▶ [SUPPLIED MATERIAL]
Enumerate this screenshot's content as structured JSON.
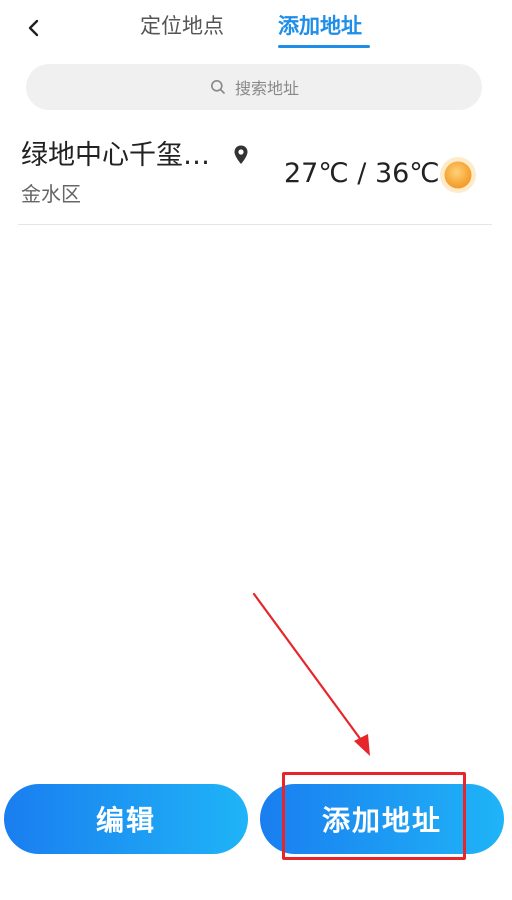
{
  "header": {
    "tabs": [
      {
        "label": "定位地点",
        "active": false
      },
      {
        "label": "添加地址",
        "active": true
      }
    ]
  },
  "search": {
    "placeholder": "搜索地址"
  },
  "location": {
    "name": "绿地中心千玺…",
    "district": "金水区",
    "temperature": "27℃ / 36℃"
  },
  "buttons": {
    "edit_label": "编辑",
    "add_label": "添加地址"
  },
  "colors": {
    "accent": "#1e8ee8",
    "button_gradient_start": "#1a7ef0",
    "button_gradient_end": "#1fb4f7",
    "annotation": "#e6262b"
  },
  "icons": {
    "back": "back-arrow-icon",
    "search": "search-icon",
    "location": "location-pin-icon",
    "weather": "sun-icon"
  }
}
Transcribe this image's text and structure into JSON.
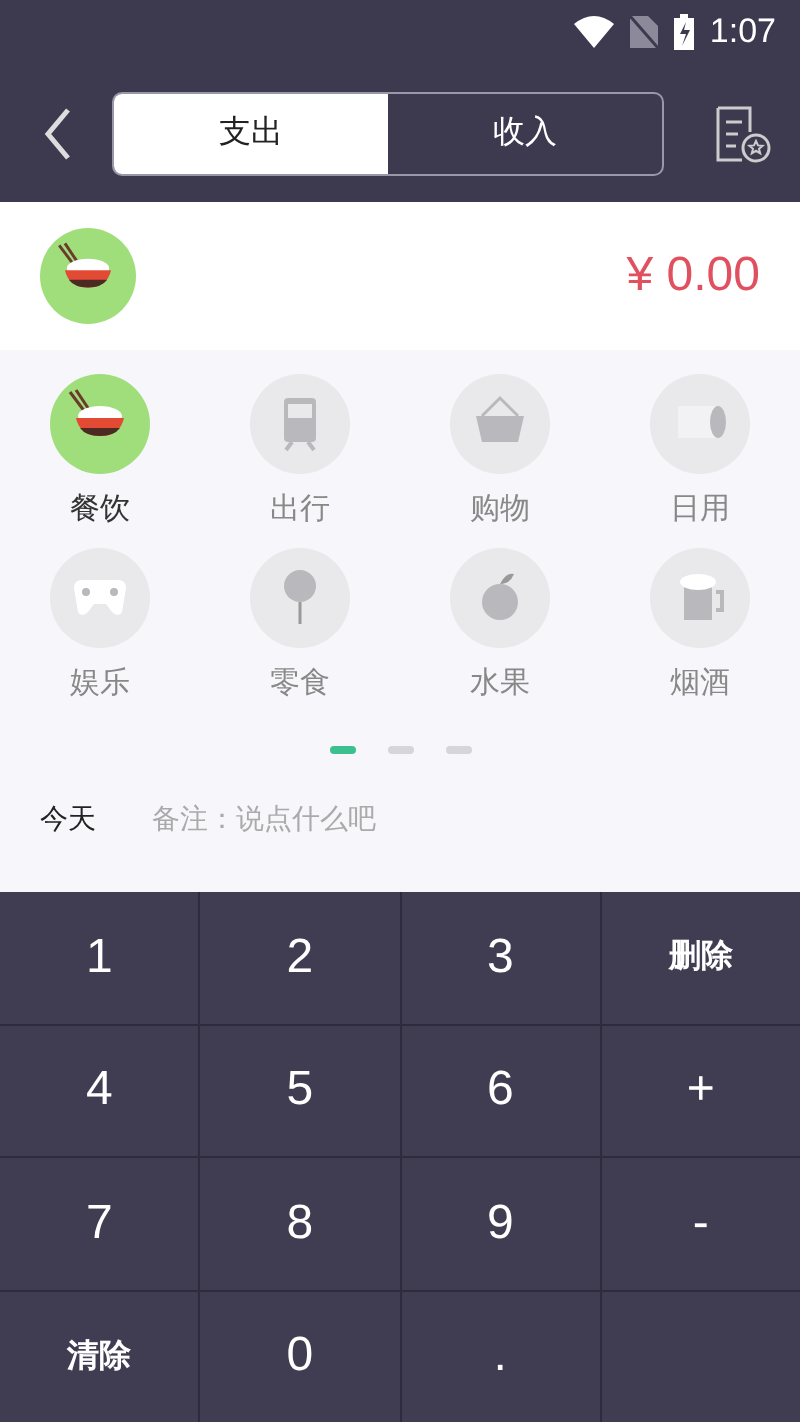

▶ [WHAT TO WORK ON] Your task is to transcribe all of the records precisely, with no images included.

▶ [SOLUTION FOR THIS TASK]
Enumerate this screenshot's content as structured JSON.
{
  "header": {
    "tabs": [
      {
        "label": "定位地点",
        "active": false
      },
      {
        "label": "添加地址",
        "active": true
      }
    ]
  },
  "search": {
    "placeholder": "搜索地址"
  },
  "location": {
    "name": "绿地中心千玺…",
    "district": "金水区",
    "temperature": "27℃ / 36℃"
  },
  "buttons": {
    "edit_label": "编辑",
    "add_label": "添加地址"
  },
  "colors": {
    "accent": "#1e8ee8",
    "button_gradient_start": "#1a7ef0",
    "button_gradient_end": "#1fb4f7",
    "annotation": "#e6262b"
  },
  "icons": {
    "back": "back-arrow-icon",
    "search": "search-icon",
    "location": "location-pin-icon",
    "weather": "sun-icon"
  }
}
Transcribe this image's text and structure into JSON.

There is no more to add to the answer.